__OBJECTIVE__. Without the pictures, reproduce the records that follow exactly.

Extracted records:
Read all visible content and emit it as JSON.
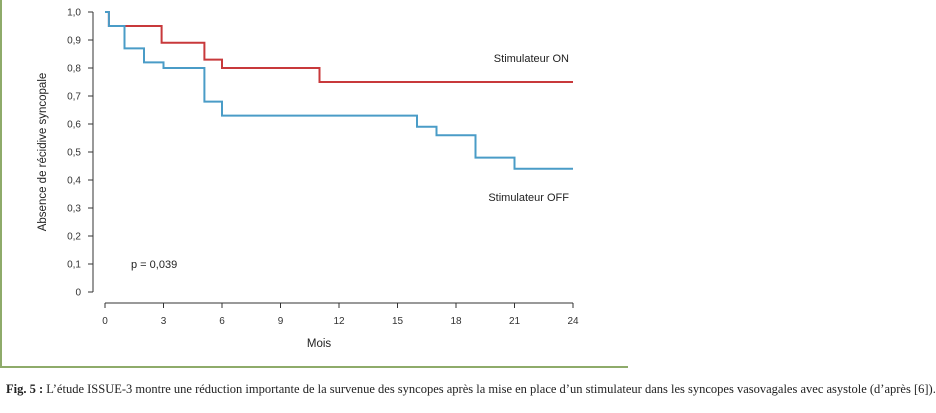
{
  "chart_data": {
    "type": "line",
    "step": true,
    "xlabel": "Mois",
    "ylabel": "Absence de récidive syncopale",
    "xlim": [
      0,
      24
    ],
    "ylim": [
      0,
      1.0
    ],
    "x_ticks": [
      0,
      3,
      6,
      9,
      12,
      15,
      18,
      21,
      24
    ],
    "x_tick_labels": [
      "0",
      "3",
      "6",
      "9",
      "12",
      "15",
      "18",
      "21",
      "24"
    ],
    "y_ticks": [
      0,
      0.1,
      0.2,
      0.3,
      0.4,
      0.5,
      0.6,
      0.7,
      0.8,
      0.9,
      1.0
    ],
    "y_tick_labels": [
      "0",
      "0,1",
      "0,2",
      "0,3",
      "0,4",
      "0,5",
      "0,6",
      "0,7",
      "0,8",
      "0,9",
      "1,0"
    ],
    "annotation": "p = 0,039",
    "series": [
      {
        "name": "Stimulateur ON",
        "color": "#c8393b",
        "points": [
          [
            0,
            1.0
          ],
          [
            0.2,
            1.0
          ],
          [
            0.2,
            0.95
          ],
          [
            2.9,
            0.95
          ],
          [
            2.9,
            0.89
          ],
          [
            5.1,
            0.89
          ],
          [
            5.1,
            0.83
          ],
          [
            6.0,
            0.83
          ],
          [
            6.0,
            0.8
          ],
          [
            11.0,
            0.8
          ],
          [
            11.0,
            0.75
          ],
          [
            24,
            0.75
          ]
        ]
      },
      {
        "name": "Stimulateur OFF",
        "color": "#4a9cc7",
        "points": [
          [
            0,
            1.0
          ],
          [
            0.2,
            1.0
          ],
          [
            0.2,
            0.95
          ],
          [
            1.0,
            0.95
          ],
          [
            1.0,
            0.87
          ],
          [
            2.0,
            0.87
          ],
          [
            2.0,
            0.82
          ],
          [
            3.0,
            0.82
          ],
          [
            3.0,
            0.8
          ],
          [
            5.1,
            0.8
          ],
          [
            5.1,
            0.68
          ],
          [
            6.0,
            0.68
          ],
          [
            6.0,
            0.63
          ],
          [
            16.0,
            0.63
          ],
          [
            16.0,
            0.59
          ],
          [
            17.0,
            0.59
          ],
          [
            17.0,
            0.56
          ],
          [
            19.0,
            0.56
          ],
          [
            19.0,
            0.48
          ],
          [
            21.0,
            0.48
          ],
          [
            21.0,
            0.44
          ],
          [
            24,
            0.44
          ]
        ]
      }
    ]
  },
  "caption": {
    "label": "Fig. 5 :",
    "text": " L’étude ISSUE-3 montre une réduction importante de la survenue des syncopes après la mise en place d’un stimulateur dans les syncopes vasovagales avec asystole (d’après [6])."
  }
}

__WRITTEN REPLY__.
Read all visible content and emit it as JSON.
{
  "chart_data": {
    "type": "line",
    "step": true,
    "xlabel": "Mois",
    "ylabel": "Absence de récidive syncopale",
    "xlim": [
      0,
      24
    ],
    "ylim": [
      0,
      1.0
    ],
    "x_ticks": [
      0,
      3,
      6,
      9,
      12,
      15,
      18,
      21,
      24
    ],
    "x_tick_labels": [
      "0",
      "3",
      "6",
      "9",
      "12",
      "15",
      "18",
      "21",
      "24"
    ],
    "y_ticks": [
      0,
      0.1,
      0.2,
      0.3,
      0.4,
      0.5,
      0.6,
      0.7,
      0.8,
      0.9,
      1.0
    ],
    "y_tick_labels": [
      "0",
      "0,1",
      "0,2",
      "0,3",
      "0,4",
      "0,5",
      "0,6",
      "0,7",
      "0,8",
      "0,9",
      "1,0"
    ],
    "annotation": "p = 0,039",
    "series": [
      {
        "name": "Stimulateur ON",
        "color": "#c8393b",
        "points": [
          [
            0,
            1.0
          ],
          [
            0.2,
            1.0
          ],
          [
            0.2,
            0.95
          ],
          [
            2.9,
            0.95
          ],
          [
            2.9,
            0.89
          ],
          [
            5.1,
            0.89
          ],
          [
            5.1,
            0.83
          ],
          [
            6.0,
            0.83
          ],
          [
            6.0,
            0.8
          ],
          [
            11.0,
            0.8
          ],
          [
            11.0,
            0.75
          ],
          [
            24,
            0.75
          ]
        ]
      },
      {
        "name": "Stimulateur OFF",
        "color": "#4a9cc7",
        "points": [
          [
            0,
            1.0
          ],
          [
            0.2,
            1.0
          ],
          [
            0.2,
            0.95
          ],
          [
            1.0,
            0.95
          ],
          [
            1.0,
            0.87
          ],
          [
            2.0,
            0.87
          ],
          [
            2.0,
            0.82
          ],
          [
            3.0,
            0.82
          ],
          [
            3.0,
            0.8
          ],
          [
            5.1,
            0.8
          ],
          [
            5.1,
            0.68
          ],
          [
            6.0,
            0.68
          ],
          [
            6.0,
            0.63
          ],
          [
            16.0,
            0.63
          ],
          [
            16.0,
            0.59
          ],
          [
            17.0,
            0.59
          ],
          [
            17.0,
            0.56
          ],
          [
            19.0,
            0.56
          ],
          [
            19.0,
            0.48
          ],
          [
            21.0,
            0.48
          ],
          [
            21.0,
            0.44
          ],
          [
            24,
            0.44
          ]
        ]
      }
    ]
  },
  "caption": {
    "label": "Fig. 5 :",
    "text": " L’étude ISSUE-3 montre une réduction importante de la survenue des syncopes après la mise en place d’un stimulateur dans les syncopes vasovagales avec asystole (d’après [6])."
  }
}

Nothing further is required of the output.